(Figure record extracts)
^^^^^^^^

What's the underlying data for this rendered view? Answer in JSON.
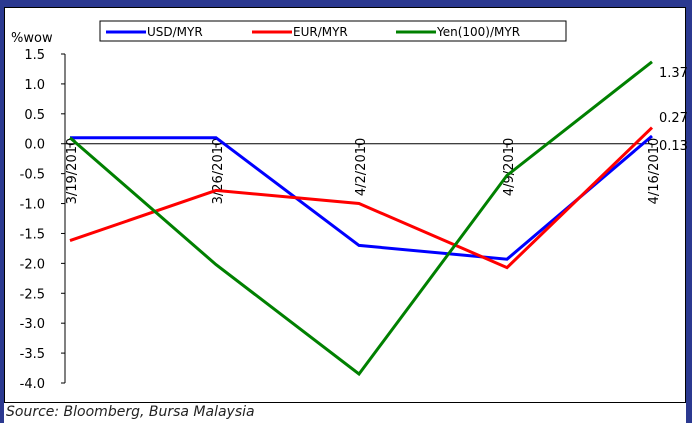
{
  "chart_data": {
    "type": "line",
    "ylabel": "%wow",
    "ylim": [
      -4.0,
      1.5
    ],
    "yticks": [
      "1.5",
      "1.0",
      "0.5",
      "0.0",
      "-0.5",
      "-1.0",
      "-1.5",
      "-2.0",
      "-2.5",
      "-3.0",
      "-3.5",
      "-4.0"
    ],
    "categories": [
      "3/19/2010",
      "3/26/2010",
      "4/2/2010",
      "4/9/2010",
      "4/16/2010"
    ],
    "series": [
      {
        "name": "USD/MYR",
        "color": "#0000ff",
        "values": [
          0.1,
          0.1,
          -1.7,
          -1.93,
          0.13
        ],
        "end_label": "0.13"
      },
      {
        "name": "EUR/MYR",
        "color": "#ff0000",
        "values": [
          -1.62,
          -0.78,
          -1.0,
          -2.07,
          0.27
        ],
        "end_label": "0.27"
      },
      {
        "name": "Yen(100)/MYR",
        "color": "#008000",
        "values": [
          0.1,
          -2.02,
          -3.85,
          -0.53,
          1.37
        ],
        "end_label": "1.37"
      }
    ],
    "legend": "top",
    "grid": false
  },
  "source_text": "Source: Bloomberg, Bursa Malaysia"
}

^^^^^^^^

Directions: Which lines hold the word "color"? Copy each of them from the records.

Response to the exercise:
        "color": "#0000ff",
        "color": "#ff0000",
        "color": "#008000",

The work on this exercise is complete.